SHORT PROBLEM 1
Can you render the layout records as a numbered list, starting at the line that contains "svg-text:100K_5%: 100K_5% — [457, 225, 506, 237]" and ending after the line that contains "svg-text:0805: 0805 — [989, 470, 1013, 482]", with blank lines omitted?

Chen, Yan (1995) A theoretical study of political institutions and economic policies. Dissertation (Ph.D.), California Institute of Technology. http://resolver.caltech.edu/CaltechETD:etd-09122007-103429
This dissertation consists of two relatively independent chapters that study the effects of political institutions on economic policies.
Chapter I studies the privatization policies of maximizing politicians in a tightly managed transition economy under different political institutions. The majority of literature pertaining to privatization policies ignores the political constraints and the motivation of the politicians. In this dissertation, we consider two types of politicians, a Niskanen-style Bureaucrat who maximizes a surplus budget subject to the constraint of staying in office, and a Populist who maximizes consumer welfare subject to the constraint of a balanced budget. Other things being equal, the Bureaucrat will privatize the sector (firms) with the least market power and the largest subsidy first. The Populist will adopt the same policy, if the marginal costs of products in the private sectors are not too high with respect to the marginal utilities. We also show that controlled privatization is easier and faster in less democratic societies.

SHORT PROBLEM 2
What comes next in the dissertation abstract on political institutions and economic policies? Continue it from the last sentence shown.

[Layout records]
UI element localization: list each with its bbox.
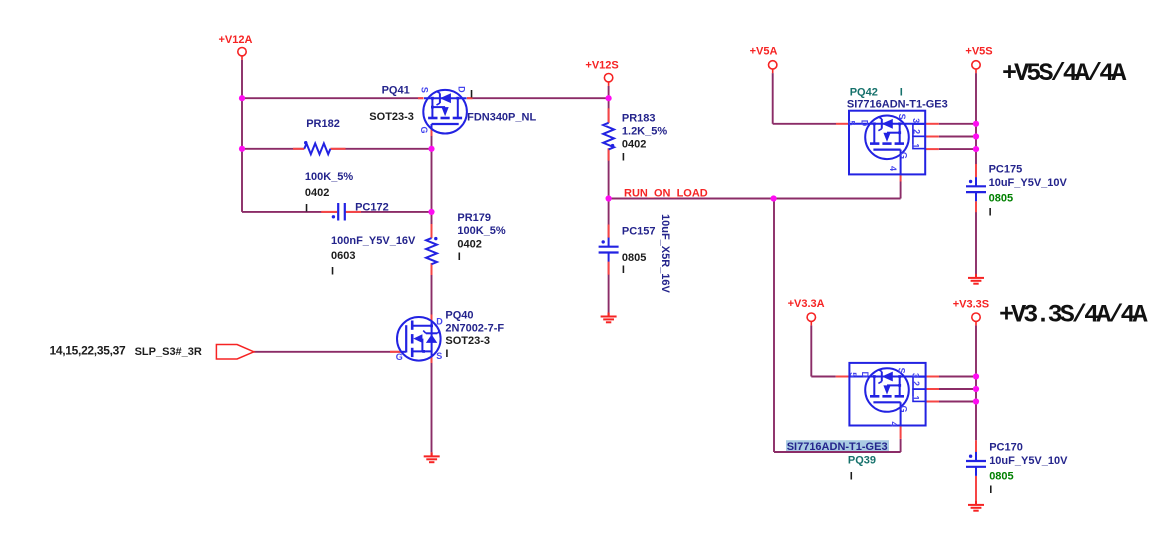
svg-text:100K_5%: 100K_5% — [457, 225, 506, 237]
svg-text:I: I — [989, 484, 992, 496]
svg-text:0402: 0402 — [622, 139, 646, 151]
svg-text:2: 2 — [911, 381, 921, 386]
svg-text:G: G — [898, 405, 908, 412]
svg-text:14,15,22,35,37: 14,15,22,35,37 — [50, 344, 127, 358]
svg-text:I: I — [900, 86, 903, 98]
svg-text:10uF_Y5V_10V: 10uF_Y5V_10V — [989, 455, 1068, 467]
svg-text:S: S — [436, 351, 442, 361]
svg-text:100K_5%: 100K_5% — [305, 171, 354, 183]
svg-text:+V3.3A: +V3.3A — [788, 298, 825, 310]
svg-text:I: I — [850, 471, 853, 483]
svg-text:FDN340P_NL: FDN340P_NL — [467, 112, 536, 124]
svg-text:RUN_ON_LOAD: RUN_ON_LOAD — [624, 188, 708, 200]
svg-text:S: S — [897, 114, 907, 120]
svg-text:I: I — [305, 202, 308, 214]
svg-text:0402: 0402 — [305, 187, 329, 199]
svg-text:PC172: PC172 — [355, 202, 389, 214]
svg-text:4: 4 — [889, 421, 899, 426]
svg-text:0402: 0402 — [457, 239, 481, 251]
svg-text:10uF_X5R_16V: 10uF_X5R_16V — [659, 214, 671, 294]
svg-text:I: I — [622, 264, 625, 276]
svg-text:D: D — [859, 120, 869, 127]
svg-text:PC175: PC175 — [989, 164, 1023, 176]
svg-text:+V5S: +V5S — [965, 46, 992, 58]
svg-text:I: I — [989, 207, 992, 219]
svg-text:0805: 0805 — [989, 470, 1013, 482]
svg-text:D: D — [860, 372, 870, 379]
svg-text:PR183: PR183 — [622, 113, 656, 125]
svg-text:PR182: PR182 — [306, 118, 340, 130]
svg-text:+V3.3S: +V3.3S — [953, 299, 989, 311]
svg-text:SI7716ADN-T1-GE3: SI7716ADN-T1-GE3 — [787, 441, 888, 453]
svg-text:PR179: PR179 — [457, 212, 491, 224]
svg-text:+V3.3S/4A/4A: +V3.3S/4A/4A — [999, 300, 1148, 329]
svg-text:0805: 0805 — [622, 252, 646, 264]
svg-text:I: I — [445, 348, 448, 360]
svg-text:3: 3 — [911, 118, 921, 123]
svg-text:G: G — [898, 152, 908, 159]
svg-text:PQ41: PQ41 — [382, 85, 410, 97]
svg-text:5: 5 — [848, 372, 858, 377]
svg-text:D: D — [436, 317, 443, 327]
svg-text:1: 1 — [911, 143, 921, 148]
svg-text:0603: 0603 — [331, 250, 355, 262]
svg-text:G: G — [396, 352, 403, 362]
svg-text:S: S — [897, 368, 907, 374]
svg-text:5: 5 — [846, 120, 856, 125]
svg-text:SI7716ADN-T1-GE3: SI7716ADN-T1-GE3 — [847, 99, 948, 111]
svg-text:PC157: PC157 — [622, 226, 656, 238]
svg-text:2: 2 — [911, 129, 921, 134]
svg-text:SLP_S3#_3R: SLP_S3#_3R — [135, 346, 202, 358]
svg-text:10uF_Y5V_10V: 10uF_Y5V_10V — [989, 177, 1068, 189]
svg-text:D: D — [456, 86, 466, 93]
svg-text:G: G — [419, 126, 429, 133]
svg-text:S: S — [420, 87, 430, 93]
svg-text:I: I — [458, 251, 461, 263]
svg-text:SOT23-3: SOT23-3 — [369, 111, 414, 123]
svg-text:+V12S: +V12S — [585, 60, 618, 72]
svg-text:PQ40: PQ40 — [445, 310, 473, 322]
svg-text:4: 4 — [888, 166, 898, 171]
svg-text:+V12A: +V12A — [219, 34, 253, 46]
svg-text:+V5S/4A/4A: +V5S/4A/4A — [1002, 59, 1126, 88]
svg-text:1.2K_5%: 1.2K_5% — [622, 125, 667, 137]
svg-text:3: 3 — [911, 373, 921, 378]
svg-text:I: I — [622, 152, 625, 164]
svg-text:0805: 0805 — [989, 192, 1013, 204]
svg-text:SOT23-3: SOT23-3 — [445, 335, 490, 347]
svg-text:PQ39: PQ39 — [848, 455, 876, 467]
svg-text:PQ42: PQ42 — [850, 86, 878, 98]
svg-text:I: I — [331, 266, 334, 278]
svg-text:I: I — [470, 89, 473, 101]
svg-text:PC170: PC170 — [989, 441, 1023, 453]
svg-text:100nF_Y5V_16V: 100nF_Y5V_16V — [331, 235, 416, 247]
svg-text:2N7002-7-F: 2N7002-7-F — [445, 322, 504, 334]
svg-text:1: 1 — [911, 395, 921, 400]
svg-text:+V5A: +V5A — [750, 46, 778, 58]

WRITTEN RESPONSE 1
1. svg-text:100K_5%: 100K_5% — [457, 225, 506, 237]
2. svg-text:I: I — [989, 484, 992, 496]
3. svg-text:0402: 0402 — [622, 139, 646, 151]
4. svg-text:2: 2 — [911, 381, 921, 386]
5. svg-text:G: G — [898, 405, 908, 412]
6. svg-text:14,15,22,35,37: 14,15,22,35,37 — [50, 344, 127, 358]
7. svg-text:I: I — [900, 86, 903, 98]
8. svg-text:10uF_Y5V_10V: 10uF_Y5V_10V — [989, 455, 1068, 467]
9. svg-text:S: S — [436, 351, 442, 361]
10. svg-text:100K_5%: 100K_5% — [305, 171, 354, 183]
11. svg-text:+V3.3A: +V3.3A — [788, 298, 825, 310]
12. svg-text:I: I — [850, 471, 853, 483]
13. svg-text:FDN340P_NL: FDN340P_NL — [467, 112, 536, 124]
14. svg-text:RUN_ON_LOAD: RUN_ON_LOAD — [624, 188, 708, 200]
15. svg-text:S: S — [897, 114, 907, 120]
16. svg-text:I: I — [305, 202, 308, 214]
17. svg-text:0402: 0402 — [305, 187, 329, 199]
18. svg-text:PC172: PC172 — [355, 202, 389, 214]
19. svg-text:4: 4 — [889, 421, 899, 426]
20. svg-text:0402: 0402 — [457, 239, 481, 251]
21. svg-text:10uF_X5R_16V: 10uF_X5R_16V — [659, 214, 671, 294]
22. svg-text:I: I — [622, 264, 625, 276]
23. svg-text:D: D — [859, 120, 869, 127]
24. svg-text:PC175: PC175 — [989, 164, 1023, 176]
25. svg-text:+V5S: +V5S — [965, 46, 992, 58]
26. svg-text:I: I — [989, 207, 992, 219]
27. svg-text:0805: 0805 — [989, 470, 1013, 482]

WRITTEN RESPONSE 2
Chapter 2 examines the effects that political processes, i.e., electoral systems and legislative processes, have on income taxation and public good allocation. We characterize the equilibrium income tax schedules under two types of political institutions. It is shown that, when there is a single district, for the two party plurality system the equilibrium income tax schedule is equivalent to an optimal tax schedule that puts equal weight over the whole population; when there are multiple districts, however, the simplest subgame perfect stationary equilibrium tax schedule of the stochastic legislative game is equivalent to an optimal tax schedule that puts more welfare weight on the subsets of the population whose legislators are in the winning coalition of the legislature. Thus, the social welfare functions in the optimal taxation literature can be endogenously determined by explicitly modelling the political processes that determines them.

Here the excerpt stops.